───── Records for the task

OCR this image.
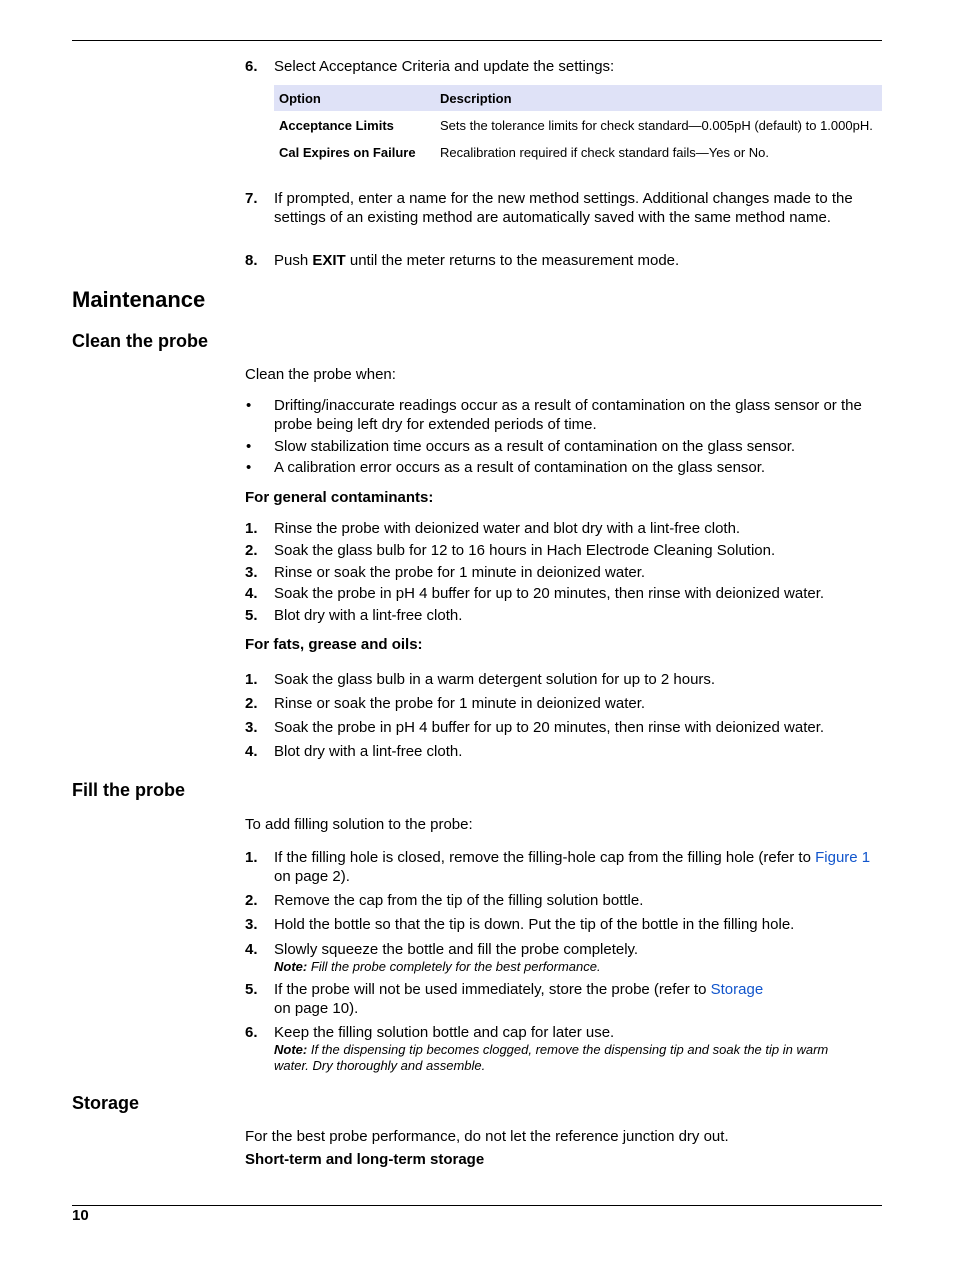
6. Select Acceptance Criteria and update the settings:
Option	Description
Acceptance Limits	Sets the tolerance limits for check standard—0.005pH (default) to 1.000pH.
Cal Expires on Failure	Recalibration required if check standard fails—Yes or No.
7. If prompted, enter a name for the new method settings. Additional changes made to the settings of an existing method are automatically saved with the same method name.
8. Push EXIT until the meter returns to the measurement mode.
Maintenance
Clean the probe
Clean the probe when:
• Drifting/inaccurate readings occur as a result of contamination on the glass sensor or the probe being left dry for extended periods of time.
• Slow stabilization time occurs as a result of contamination on the glass sensor.
• A calibration error occurs as a result of contamination on the glass sensor.
For general contaminants:
1. Rinse the probe with deionized water and blot dry with a lint-free cloth.
2. Soak the glass bulb for 12 to 16 hours in Hach Electrode Cleaning Solution.
3. Rinse or soak the probe for 1 minute in deionized water.
4. Soak the probe in pH 4 buffer for up to 20 minutes, then rinse with deionized water.
5. Blot dry with a lint-free cloth.
For fats, grease and oils:
1. Soak the glass bulb in a warm detergent solution for up to 2 hours.
2. Rinse or soak the probe for 1 minute in deionized water.
3. Soak the probe in pH 4 buffer for up to 20 minutes, then rinse with deionized water.
4. Blot dry with a lint-free cloth.
Fill the probe
To add filling solution to the probe:
1. If the filling hole is closed, remove the filling-hole cap from the filling hole (refer to Figure 1 on page 2).
2. Remove the cap from the tip of the filling solution bottle.
3. Hold the bottle so that the tip is down. Put the tip of the bottle in the filling hole.
4. Slowly squeeze the bottle and fill the probe completely.
Note: Fill the probe completely for the best performance.
5. If the probe will not be used immediately, store the probe (refer to Storage
on page 10).
6. Keep the filling solution bottle and cap for later use.
Note: If the dispensing tip becomes clogged, remove the dispensing tip and soak the tip in warm water. Dry thoroughly and assemble.
Storage
For the best probe performance, do not let the reference junction dry out.
Short-term and long-term storage
10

──────────

(Your objective) Your task is to retype all the entries exactly and leave out any pictures.

(Exercise output)
OCR this image.
6. Select Acceptance Criteria and update the settings:
Option	Description
Acceptance Limits	Sets the tolerance limits for check standard—0.005pH (default) to 1.000pH.
Cal Expires on Failure	Recalibration required if check standard fails—Yes or No.
7. If prompted, enter a name for the new method settings. Additional changes made to the settings of an existing method are automatically saved with the same method name.
8. Push EXIT until the meter returns to the measurement mode.
Maintenance
Clean the probe
Clean the probe when:
• Drifting/inaccurate readings occur as a result of contamination on the glass sensor or the probe being left dry for extended periods of time.
• Slow stabilization time occurs as a result of contamination on the glass sensor.
• A calibration error occurs as a result of contamination on the glass sensor.
For general contaminants:
1. Rinse the probe with deionized water and blot dry with a lint-free cloth.
2. Soak the glass bulb for 12 to 16 hours in Hach Electrode Cleaning Solution.
3. Rinse or soak the probe for 1 minute in deionized water.
4. Soak the probe in pH 4 buffer for up to 20 minutes, then rinse with deionized water.
5. Blot dry with a lint-free cloth.
For fats, grease and oils:
1. Soak the glass bulb in a warm detergent solution for up to 2 hours.
2. Rinse or soak the probe for 1 minute in deionized water.
3. Soak the probe in pH 4 buffer for up to 20 minutes, then rinse with deionized water.
4. Blot dry with a lint-free cloth.
Fill the probe
To add filling solution to the probe:
1. If the filling hole is closed, remove the filling-hole cap from the filling hole (refer to Figure 1 on page 2).
2. Remove the cap from the tip of the filling solution bottle.
3. Hold the bottle so that the tip is down. Put the tip of the bottle in the filling hole.
4. Slowly squeeze the bottle and fill the probe completely.
Note: Fill the probe completely for the best performance.
5. If the probe will not be used immediately, store the probe (refer to Storage
on page 10).
6. Keep the filling solution bottle and cap for later use.
Note: If the dispensing tip becomes clogged, remove the dispensing tip and soak the tip in warm water. Dry thoroughly and assemble.
Storage
For the best probe performance, do not let the reference junction dry out.
Short-term and long-term storage
10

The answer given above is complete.